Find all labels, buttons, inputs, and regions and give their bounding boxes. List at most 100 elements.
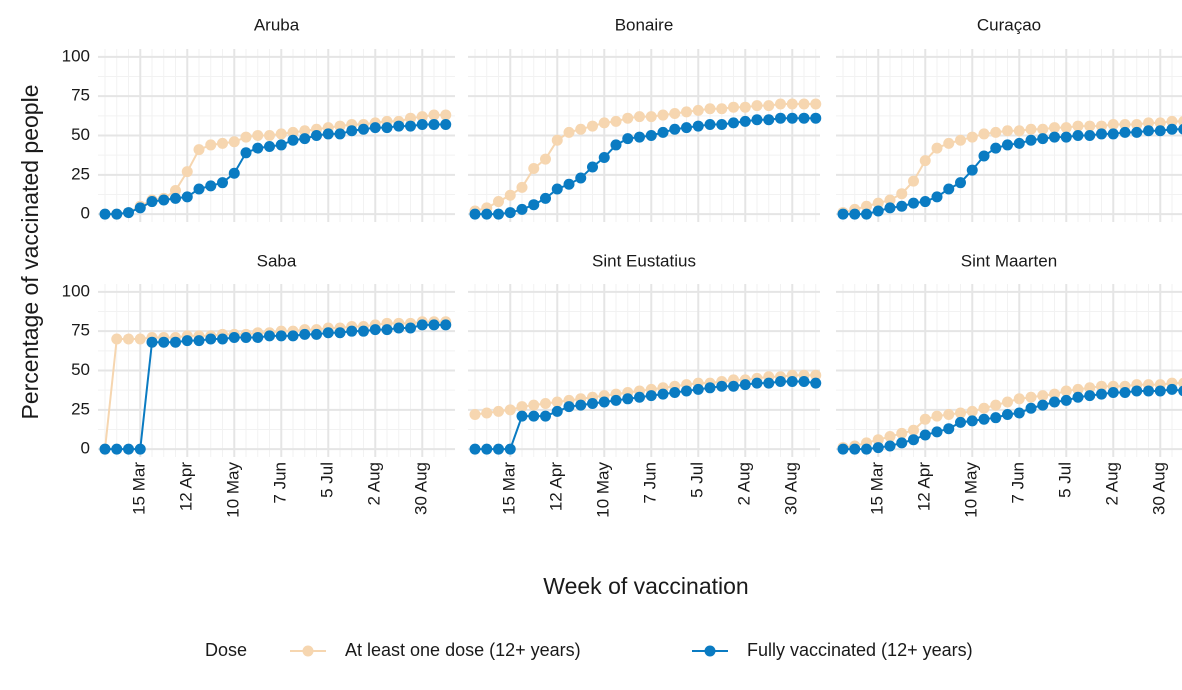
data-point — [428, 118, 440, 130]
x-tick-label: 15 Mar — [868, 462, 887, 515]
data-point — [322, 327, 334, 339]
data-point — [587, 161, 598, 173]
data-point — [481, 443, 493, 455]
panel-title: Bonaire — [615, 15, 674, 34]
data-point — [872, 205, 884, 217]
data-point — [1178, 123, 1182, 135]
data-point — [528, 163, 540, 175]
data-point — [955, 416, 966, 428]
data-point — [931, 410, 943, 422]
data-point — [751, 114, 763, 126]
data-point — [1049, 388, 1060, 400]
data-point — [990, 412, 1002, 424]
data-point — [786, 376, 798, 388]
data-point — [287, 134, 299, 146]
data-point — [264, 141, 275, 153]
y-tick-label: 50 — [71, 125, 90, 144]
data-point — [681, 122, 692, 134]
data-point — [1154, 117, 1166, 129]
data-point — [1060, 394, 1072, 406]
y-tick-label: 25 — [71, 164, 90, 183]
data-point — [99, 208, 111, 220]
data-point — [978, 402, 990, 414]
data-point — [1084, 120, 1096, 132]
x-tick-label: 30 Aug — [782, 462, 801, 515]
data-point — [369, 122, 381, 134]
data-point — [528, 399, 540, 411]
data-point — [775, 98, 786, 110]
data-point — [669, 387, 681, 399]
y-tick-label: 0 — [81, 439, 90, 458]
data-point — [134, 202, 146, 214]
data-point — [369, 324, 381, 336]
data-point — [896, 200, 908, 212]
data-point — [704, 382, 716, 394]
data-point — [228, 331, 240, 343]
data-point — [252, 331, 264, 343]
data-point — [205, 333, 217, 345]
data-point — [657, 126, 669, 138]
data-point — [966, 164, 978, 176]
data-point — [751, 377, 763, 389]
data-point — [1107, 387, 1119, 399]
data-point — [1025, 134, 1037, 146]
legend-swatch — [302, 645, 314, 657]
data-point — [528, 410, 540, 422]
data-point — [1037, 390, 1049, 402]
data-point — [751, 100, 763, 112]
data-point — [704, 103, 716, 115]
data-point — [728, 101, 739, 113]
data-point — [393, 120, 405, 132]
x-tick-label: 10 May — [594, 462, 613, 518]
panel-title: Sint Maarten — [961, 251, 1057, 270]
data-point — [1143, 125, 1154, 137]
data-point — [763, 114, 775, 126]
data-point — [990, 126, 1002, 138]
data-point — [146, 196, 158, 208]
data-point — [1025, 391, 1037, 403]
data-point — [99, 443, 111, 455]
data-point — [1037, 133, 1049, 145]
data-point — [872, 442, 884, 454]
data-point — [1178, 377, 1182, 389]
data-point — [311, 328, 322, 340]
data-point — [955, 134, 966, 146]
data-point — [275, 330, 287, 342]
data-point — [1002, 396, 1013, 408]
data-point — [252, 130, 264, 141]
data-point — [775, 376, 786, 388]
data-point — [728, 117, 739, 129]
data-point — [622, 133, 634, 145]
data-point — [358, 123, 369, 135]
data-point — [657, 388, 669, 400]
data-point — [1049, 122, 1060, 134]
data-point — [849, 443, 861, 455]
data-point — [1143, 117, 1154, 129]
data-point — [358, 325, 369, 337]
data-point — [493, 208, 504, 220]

— WORK TO COMPLETE —
Edit the items from the line containing "data-point — [428, 118, 440, 130]" down to the line containing "data-point — [311, 328, 322, 340]", both included, by changing "panel-title" to "subplot-title" and leaving everything else as it is. Return only those lines.

— ANSWER TO THE EXERCISE —
data-point — [428, 118, 440, 130]
x-tick-label: 15 Mar — [868, 462, 887, 515]
data-point — [322, 327, 334, 339]
data-point — [587, 161, 598, 173]
data-point — [481, 443, 493, 455]
subplot-title: Bonaire — [615, 15, 674, 34]
data-point — [872, 205, 884, 217]
data-point — [1178, 123, 1182, 135]
data-point — [528, 163, 540, 175]
data-point — [955, 416, 966, 428]
data-point — [931, 410, 943, 422]
data-point — [751, 114, 763, 126]
data-point — [1049, 388, 1060, 400]
data-point — [990, 412, 1002, 424]
data-point — [786, 376, 798, 388]
data-point — [287, 134, 299, 146]
data-point — [264, 141, 275, 153]
y-tick-label: 50 — [71, 125, 90, 144]
data-point — [681, 122, 692, 134]
data-point — [1154, 117, 1166, 129]
data-point — [1060, 394, 1072, 406]
y-tick-label: 25 — [71, 164, 90, 183]
data-point — [99, 208, 111, 220]
data-point — [978, 402, 990, 414]
data-point — [1084, 120, 1096, 132]
x-tick-label: 30 Aug — [782, 462, 801, 515]
data-point — [369, 122, 381, 134]
data-point — [528, 399, 540, 411]
data-point — [775, 98, 786, 110]
data-point — [669, 387, 681, 399]
y-tick-label: 0 — [81, 439, 90, 458]
data-point — [134, 202, 146, 214]
data-point — [369, 324, 381, 336]
data-point — [896, 200, 908, 212]
data-point — [704, 382, 716, 394]
data-point — [228, 331, 240, 343]
data-point — [252, 331, 264, 343]
data-point — [205, 333, 217, 345]
data-point — [657, 126, 669, 138]
data-point — [966, 164, 978, 176]
data-point — [751, 377, 763, 389]
data-point — [1107, 387, 1119, 399]
data-point — [1025, 134, 1037, 146]
legend-swatch — [302, 645, 314, 657]
data-point — [528, 410, 540, 422]
data-point — [1037, 390, 1049, 402]
data-point — [751, 100, 763, 112]
data-point — [704, 103, 716, 115]
data-point — [728, 101, 739, 113]
data-point — [393, 120, 405, 132]
x-tick-label: 10 May — [594, 462, 613, 518]
subplot-title: Sint Maarten — [961, 251, 1057, 270]
data-point — [1143, 125, 1154, 137]
data-point — [763, 114, 775, 126]
data-point — [990, 126, 1002, 138]
data-point — [146, 196, 158, 208]
data-point — [1025, 391, 1037, 403]
data-point — [99, 443, 111, 455]
data-point — [1037, 133, 1049, 145]
data-point — [872, 442, 884, 454]
data-point — [1178, 377, 1182, 389]
data-point — [311, 328, 322, 340]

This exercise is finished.